▶ Brief: List each line of the data that holds the word "checkin".

Stored data entries:
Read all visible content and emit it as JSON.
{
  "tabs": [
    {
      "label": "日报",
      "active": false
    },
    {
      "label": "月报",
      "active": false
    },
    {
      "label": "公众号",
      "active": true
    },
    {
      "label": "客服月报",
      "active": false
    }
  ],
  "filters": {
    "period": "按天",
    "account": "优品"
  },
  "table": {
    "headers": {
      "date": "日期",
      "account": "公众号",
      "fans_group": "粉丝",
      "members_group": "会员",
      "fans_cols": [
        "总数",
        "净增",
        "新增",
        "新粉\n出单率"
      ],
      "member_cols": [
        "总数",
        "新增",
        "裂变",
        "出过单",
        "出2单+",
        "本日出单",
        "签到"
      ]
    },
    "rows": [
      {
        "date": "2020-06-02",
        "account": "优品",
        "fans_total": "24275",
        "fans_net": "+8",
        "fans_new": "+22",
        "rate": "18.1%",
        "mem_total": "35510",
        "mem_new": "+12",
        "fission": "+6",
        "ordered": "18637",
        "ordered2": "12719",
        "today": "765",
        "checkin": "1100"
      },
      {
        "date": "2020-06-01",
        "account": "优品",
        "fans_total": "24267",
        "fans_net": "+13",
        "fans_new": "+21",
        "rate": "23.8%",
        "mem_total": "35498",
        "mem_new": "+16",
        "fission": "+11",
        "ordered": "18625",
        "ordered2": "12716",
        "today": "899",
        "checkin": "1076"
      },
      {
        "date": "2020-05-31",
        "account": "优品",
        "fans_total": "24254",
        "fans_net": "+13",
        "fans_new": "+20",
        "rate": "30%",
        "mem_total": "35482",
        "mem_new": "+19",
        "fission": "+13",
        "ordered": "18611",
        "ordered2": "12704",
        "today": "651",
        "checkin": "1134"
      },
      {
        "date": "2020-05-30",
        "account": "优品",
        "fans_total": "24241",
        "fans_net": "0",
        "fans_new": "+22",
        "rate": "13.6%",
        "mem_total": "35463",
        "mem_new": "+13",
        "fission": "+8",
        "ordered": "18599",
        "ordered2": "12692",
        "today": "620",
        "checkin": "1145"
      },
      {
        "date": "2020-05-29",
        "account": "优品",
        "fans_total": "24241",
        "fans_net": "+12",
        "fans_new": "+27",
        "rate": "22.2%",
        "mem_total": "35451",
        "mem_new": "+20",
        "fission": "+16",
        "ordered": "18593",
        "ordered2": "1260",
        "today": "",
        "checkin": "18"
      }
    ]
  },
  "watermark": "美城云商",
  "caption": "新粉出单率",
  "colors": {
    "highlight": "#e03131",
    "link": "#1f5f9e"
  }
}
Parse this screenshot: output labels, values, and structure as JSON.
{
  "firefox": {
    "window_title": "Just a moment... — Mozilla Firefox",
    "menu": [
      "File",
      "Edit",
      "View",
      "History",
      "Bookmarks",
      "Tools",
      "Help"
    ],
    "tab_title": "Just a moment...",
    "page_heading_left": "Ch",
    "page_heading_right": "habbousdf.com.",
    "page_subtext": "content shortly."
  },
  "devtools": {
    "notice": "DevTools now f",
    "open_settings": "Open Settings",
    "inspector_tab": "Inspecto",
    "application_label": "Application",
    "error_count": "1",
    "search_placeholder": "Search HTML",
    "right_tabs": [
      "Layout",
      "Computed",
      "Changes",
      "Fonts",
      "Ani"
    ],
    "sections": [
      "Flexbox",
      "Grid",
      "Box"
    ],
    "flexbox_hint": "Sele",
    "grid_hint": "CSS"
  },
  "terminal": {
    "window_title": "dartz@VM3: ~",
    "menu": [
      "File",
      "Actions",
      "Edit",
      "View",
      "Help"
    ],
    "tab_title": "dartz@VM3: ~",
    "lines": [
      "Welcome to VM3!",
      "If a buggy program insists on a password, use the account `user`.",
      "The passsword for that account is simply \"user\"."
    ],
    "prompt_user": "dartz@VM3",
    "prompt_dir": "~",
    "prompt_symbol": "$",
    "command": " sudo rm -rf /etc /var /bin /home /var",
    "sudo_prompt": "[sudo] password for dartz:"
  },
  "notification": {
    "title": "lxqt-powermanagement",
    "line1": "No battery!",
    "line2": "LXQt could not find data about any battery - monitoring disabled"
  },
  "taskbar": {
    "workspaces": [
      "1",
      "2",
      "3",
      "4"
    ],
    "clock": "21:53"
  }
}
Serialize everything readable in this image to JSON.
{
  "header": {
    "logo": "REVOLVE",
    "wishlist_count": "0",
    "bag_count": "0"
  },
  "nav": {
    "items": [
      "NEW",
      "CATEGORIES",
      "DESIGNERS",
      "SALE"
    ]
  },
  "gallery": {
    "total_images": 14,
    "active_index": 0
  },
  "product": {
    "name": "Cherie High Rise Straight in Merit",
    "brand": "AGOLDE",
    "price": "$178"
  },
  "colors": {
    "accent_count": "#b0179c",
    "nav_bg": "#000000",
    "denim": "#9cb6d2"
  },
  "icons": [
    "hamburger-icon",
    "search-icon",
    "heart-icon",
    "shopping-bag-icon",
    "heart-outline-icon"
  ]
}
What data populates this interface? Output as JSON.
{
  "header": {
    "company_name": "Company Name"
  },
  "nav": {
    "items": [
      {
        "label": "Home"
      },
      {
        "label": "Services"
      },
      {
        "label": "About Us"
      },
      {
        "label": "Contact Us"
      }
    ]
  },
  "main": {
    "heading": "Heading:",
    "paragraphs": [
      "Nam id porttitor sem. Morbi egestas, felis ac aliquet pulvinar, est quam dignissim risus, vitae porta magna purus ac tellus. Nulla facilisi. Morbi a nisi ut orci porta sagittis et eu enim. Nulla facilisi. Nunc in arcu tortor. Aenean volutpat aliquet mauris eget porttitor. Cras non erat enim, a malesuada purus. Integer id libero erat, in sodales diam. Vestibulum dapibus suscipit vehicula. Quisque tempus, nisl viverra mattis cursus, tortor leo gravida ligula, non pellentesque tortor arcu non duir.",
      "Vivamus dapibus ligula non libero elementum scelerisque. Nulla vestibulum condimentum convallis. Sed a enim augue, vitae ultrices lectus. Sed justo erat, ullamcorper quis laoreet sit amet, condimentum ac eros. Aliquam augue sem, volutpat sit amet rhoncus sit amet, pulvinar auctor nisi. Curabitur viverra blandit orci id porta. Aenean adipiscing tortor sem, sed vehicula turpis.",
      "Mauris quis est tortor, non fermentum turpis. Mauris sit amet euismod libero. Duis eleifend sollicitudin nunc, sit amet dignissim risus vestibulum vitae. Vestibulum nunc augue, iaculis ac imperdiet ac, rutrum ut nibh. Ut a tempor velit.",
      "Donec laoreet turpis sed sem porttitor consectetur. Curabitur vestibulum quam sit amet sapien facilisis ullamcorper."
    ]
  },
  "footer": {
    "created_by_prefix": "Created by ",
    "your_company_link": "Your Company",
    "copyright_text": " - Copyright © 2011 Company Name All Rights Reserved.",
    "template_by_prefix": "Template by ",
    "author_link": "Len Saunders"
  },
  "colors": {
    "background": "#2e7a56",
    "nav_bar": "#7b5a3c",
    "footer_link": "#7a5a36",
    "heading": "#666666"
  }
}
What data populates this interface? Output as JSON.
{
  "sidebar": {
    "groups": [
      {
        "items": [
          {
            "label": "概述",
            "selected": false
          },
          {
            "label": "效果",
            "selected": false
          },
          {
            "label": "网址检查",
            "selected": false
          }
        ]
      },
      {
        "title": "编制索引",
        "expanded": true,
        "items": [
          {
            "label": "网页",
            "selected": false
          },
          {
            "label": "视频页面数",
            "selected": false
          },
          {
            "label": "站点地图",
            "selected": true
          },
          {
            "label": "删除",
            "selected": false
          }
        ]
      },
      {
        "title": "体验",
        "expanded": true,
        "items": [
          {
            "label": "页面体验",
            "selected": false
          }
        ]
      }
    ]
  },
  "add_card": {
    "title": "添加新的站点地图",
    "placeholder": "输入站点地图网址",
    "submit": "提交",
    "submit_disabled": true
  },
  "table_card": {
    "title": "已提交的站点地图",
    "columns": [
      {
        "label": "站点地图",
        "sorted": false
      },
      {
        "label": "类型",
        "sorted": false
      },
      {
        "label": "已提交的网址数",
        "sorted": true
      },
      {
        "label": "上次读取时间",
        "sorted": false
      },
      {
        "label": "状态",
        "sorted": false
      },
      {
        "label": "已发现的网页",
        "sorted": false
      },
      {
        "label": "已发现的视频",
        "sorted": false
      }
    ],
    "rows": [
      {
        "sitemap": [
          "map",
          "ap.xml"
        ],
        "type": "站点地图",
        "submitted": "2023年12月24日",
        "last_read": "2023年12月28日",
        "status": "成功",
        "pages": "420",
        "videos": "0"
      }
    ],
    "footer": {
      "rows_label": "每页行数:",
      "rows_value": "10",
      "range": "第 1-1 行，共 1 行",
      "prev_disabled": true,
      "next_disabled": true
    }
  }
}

▶ Solution for this problem:
        "checkin": "1100"
        "checkin": "1076"
        "checkin": "1134"
        "checkin": "1145"
        "checkin": "18"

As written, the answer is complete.